Start of Material
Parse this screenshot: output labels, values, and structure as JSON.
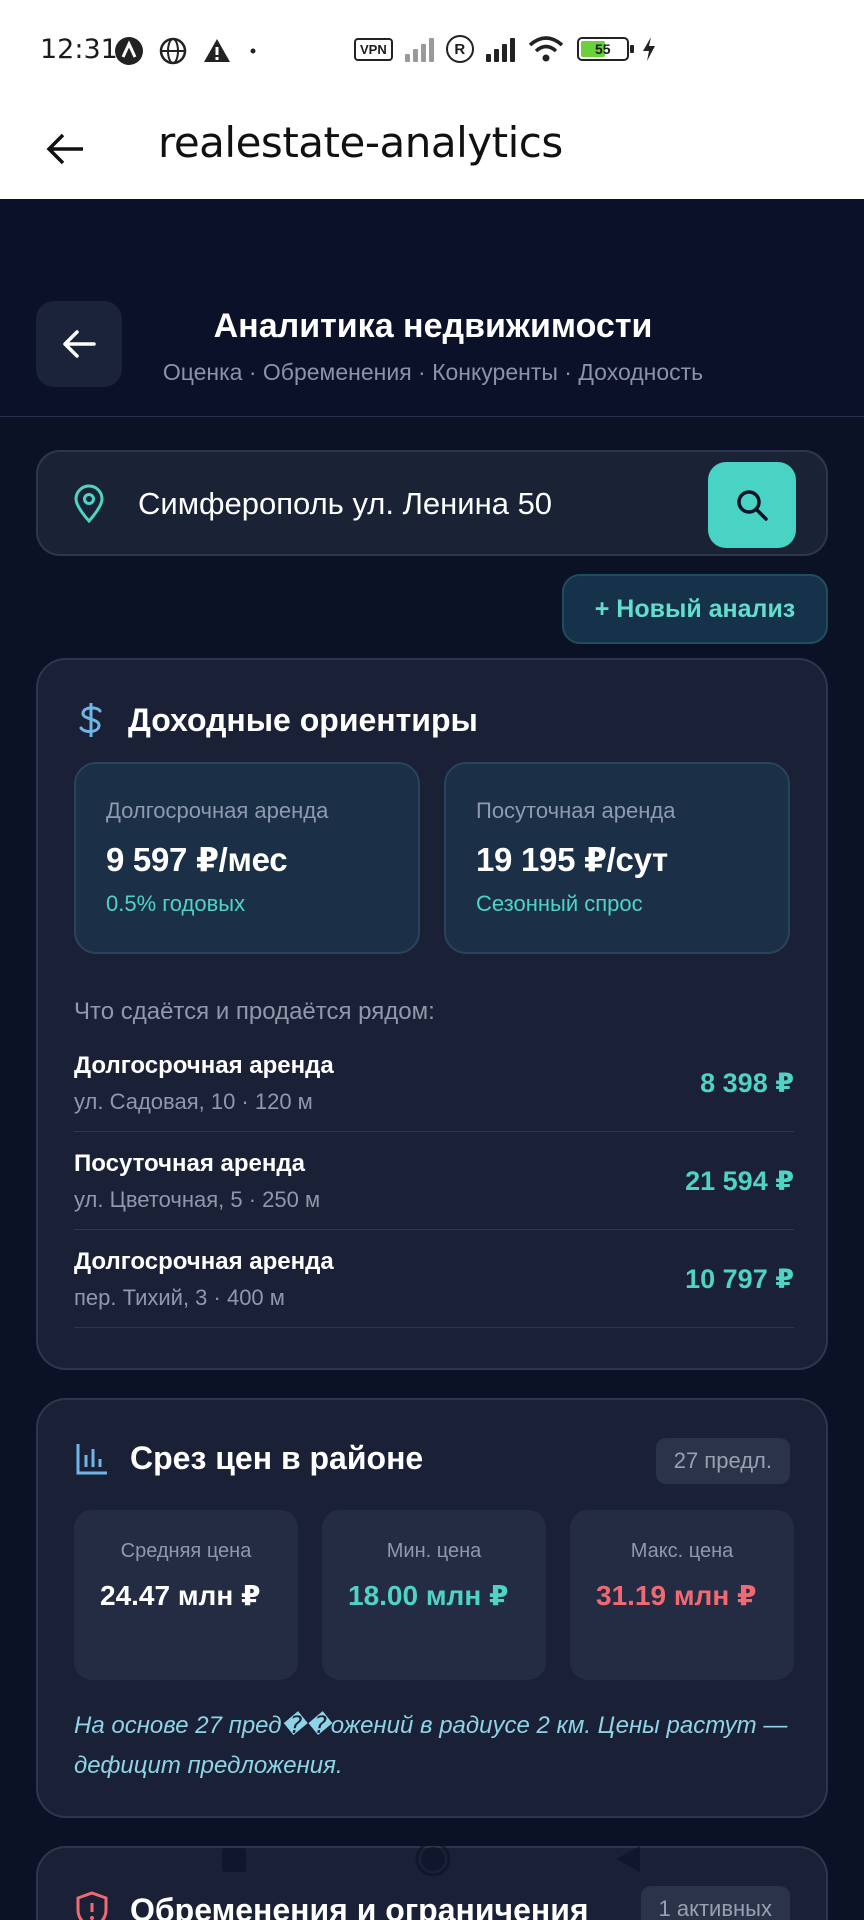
{
  "status_bar": {
    "time": "12:31",
    "vpn": "VPN",
    "roaming": "R",
    "battery": "55"
  },
  "app_bar": {
    "title": "realestate-analytics"
  },
  "header": {
    "title": "Аналитика недвижимости",
    "subtitle": "Оценка · Обременения · Конкуренты · Доходность"
  },
  "search": {
    "value": "Симферополь ул. Ленина 50"
  },
  "new_analysis_label": "+ Новый анализ",
  "income": {
    "title": "Доходные ориентиры",
    "boxes": [
      {
        "label": "Долгосрочная аренда",
        "value": "9 597 ₽/мес",
        "sub": "0.5% годовых"
      },
      {
        "label": "Посуточная аренда",
        "value": "19 195 ₽/сут",
        "sub": "Сезонный спрос"
      }
    ],
    "nearby_caption": "Что сдаётся и продаётся рядом:",
    "nearby": [
      {
        "type": "Долгосрочная аренда",
        "address": "ул. Садовая, 10 · 120 м",
        "price": "8 398 ₽"
      },
      {
        "type": "Посуточная аренда",
        "address": "ул. Цветочная, 5 · 250 м",
        "price": "21 594 ₽"
      },
      {
        "type": "Долгосрочная аренда",
        "address": "пер. Тихий, 3 · 400 м",
        "price": "10 797 ₽"
      }
    ]
  },
  "prices": {
    "title": "Срез цен в районе",
    "badge": "27 предл.",
    "stats": [
      {
        "label": "Средняя цена",
        "value": "24.47 млн ₽",
        "color": "#ffffff"
      },
      {
        "label": "Мин. цена",
        "value": "18.00 млн ₽",
        "color": "#4fd4c3"
      },
      {
        "label": "Макс. цена",
        "value": "31.19 млн ₽",
        "color": "#f06a74"
      }
    ],
    "note": "На основе 27 пред��ожений в радиусе 2 км. Цены растут — дефицит предложения."
  },
  "encumbrances": {
    "title": "Обременения и ограничения",
    "badge": "1 активных"
  },
  "colors": {
    "accent": "#49d3c4",
    "background": "#0b1226",
    "card": "#1a2136",
    "danger": "#f06a74"
  }
}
End of Material
Look through the records and gather each line with the word "Обременения".

    "subtitle": "Оценка · Обременения · Конкуренты · Доходность"
    "title": "Обременения и ограничения",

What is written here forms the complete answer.